──────── Provided data

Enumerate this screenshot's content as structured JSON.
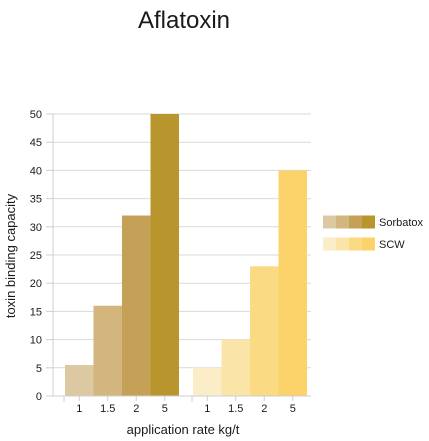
{
  "chart_data": {
    "type": "bar",
    "title": "Aflatoxin",
    "xlabel": "application rate kg/t",
    "ylabel": "toxin binding capacity",
    "ylim": [
      0,
      50
    ],
    "yticks": [
      0,
      5,
      10,
      15,
      20,
      25,
      30,
      35,
      40,
      45,
      50
    ],
    "grid": true,
    "legend_position": "right",
    "categories": [
      "1",
      "1.5",
      "2",
      "5"
    ],
    "series": [
      {
        "name": "Sorbatox",
        "values": [
          5.5,
          16,
          32,
          50
        ],
        "colors": [
          "#dcc9a2",
          "#d2b67d",
          "#c5a158",
          "#b9952e"
        ]
      },
      {
        "name": "SCW",
        "values": [
          5,
          10,
          23,
          40
        ],
        "colors": [
          "#fbedc7",
          "#fae4a7",
          "#fbda84",
          "#fbd36a"
        ]
      }
    ]
  }
}
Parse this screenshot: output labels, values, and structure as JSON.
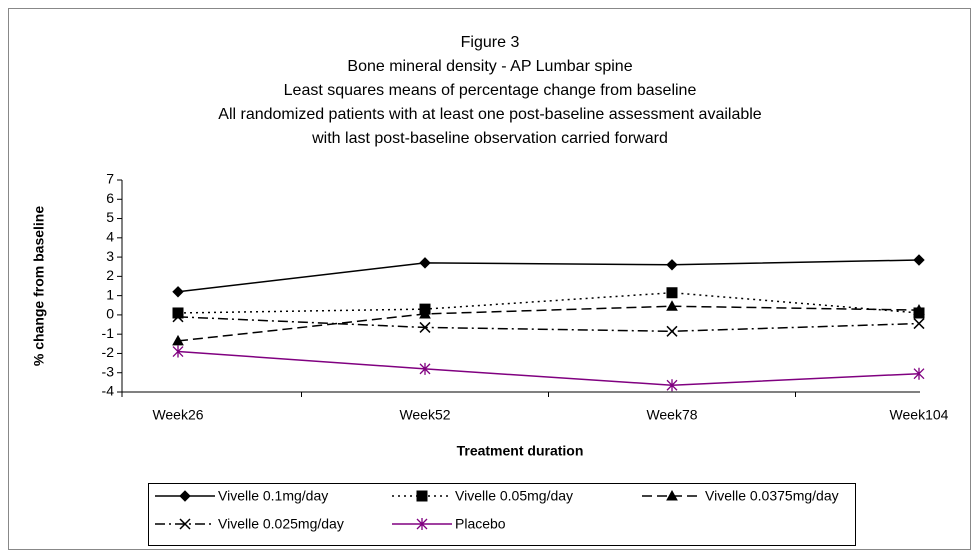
{
  "chart_data": {
    "type": "line",
    "title": [
      "Figure 3",
      "Bone mineral density - AP Lumbar spine",
      "Least squares means of percentage change from baseline",
      "All randomized patients with at least one post-baseline assessment available",
      "with last post-baseline observation carried forward"
    ],
    "x_label": "Treatment duration",
    "y_label": "% change from baseline",
    "categories": [
      "Week26",
      "Week52",
      "Week78",
      "Week104"
    ],
    "ylim": [
      -4,
      7
    ],
    "yticks": [
      -4,
      -3,
      -2,
      -1,
      0,
      1,
      2,
      3,
      4,
      5,
      6,
      7
    ],
    "legend": "bottom",
    "series": [
      {
        "name": "Vivelle 0.1mg/day",
        "color": "#000000",
        "marker": "diamond",
        "dash": "solid",
        "values": [
          1.2,
          2.7,
          2.6,
          2.85
        ]
      },
      {
        "name": "Vivelle 0.05mg/day",
        "color": "#000000",
        "marker": "square",
        "dash": "dotted",
        "values": [
          0.1,
          0.3,
          1.15,
          0.1
        ]
      },
      {
        "name": "Vivelle 0.0375mg/day",
        "color": "#000000",
        "marker": "triangle",
        "dash": "dashed",
        "values": [
          -1.35,
          0.05,
          0.45,
          0.25
        ]
      },
      {
        "name": "Vivelle 0.025mg/day",
        "color": "#000000",
        "marker": "x",
        "dash": "dashdot",
        "values": [
          -0.1,
          -0.65,
          -0.85,
          -0.45
        ]
      },
      {
        "name": "Placebo",
        "color": "#800080",
        "marker": "asterisk",
        "dash": "solid",
        "values": [
          -1.9,
          -2.8,
          -3.65,
          -3.05
        ]
      }
    ]
  }
}
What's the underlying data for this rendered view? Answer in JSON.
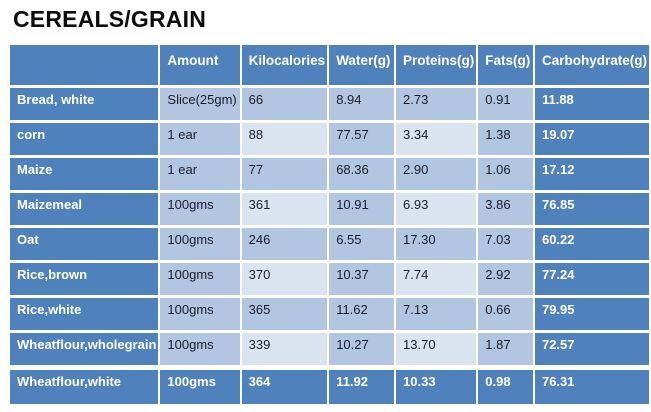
{
  "title": "CEREALS/GRAIN",
  "colors": {
    "accent": "#4F81BD",
    "band_medium": "#B2C6E2",
    "band_light": "#DAE3F0",
    "header_text": "#FFFFFF",
    "body_text": "#1C1C28"
  },
  "table": {
    "headers": [
      "",
      "Amount",
      "Kilocalories",
      "Water(g)",
      "Proteins(g)",
      "Fats(g)",
      "Carbohydrate(g)"
    ],
    "rows": [
      [
        "Bread, white",
        "Slice(25gm)",
        "66",
        "8.94",
        "2.73",
        "0.91",
        "11.88"
      ],
      [
        "corn",
        "1 ear",
        "88",
        "77.57",
        "3.34",
        "1.38",
        "19.07"
      ],
      [
        "Maize",
        "1 ear",
        "77",
        "68.36",
        "2.90",
        "1.06",
        "17.12"
      ],
      [
        "Maizemeal",
        "100gms",
        "361",
        "10.91",
        "6.93",
        "3.86",
        "76.85"
      ],
      [
        "Oat",
        "100gms",
        "246",
        "6.55",
        "17.30",
        "7.03",
        "60.22"
      ],
      [
        "Rice,brown",
        "100gms",
        "370",
        "10.37",
        "7.74",
        "2.92",
        "77.24"
      ],
      [
        "Rice,white",
        "100gms",
        "365",
        "11.62",
        "7.13",
        "0.66",
        "79.95"
      ],
      [
        "Wheatflour,wholegrain",
        "100gms",
        "339",
        "10.27",
        "13.70",
        "1.87",
        "72.57"
      ]
    ],
    "total_row": [
      "Wheatflour,white",
      "100gms",
      "364",
      "11.92",
      "10.33",
      "0.98",
      "76.31"
    ]
  }
}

────────────────

#### Exercise goal
Respond with a number only, please: how many lines in this data include the word "JSON".

#### Result for this task
3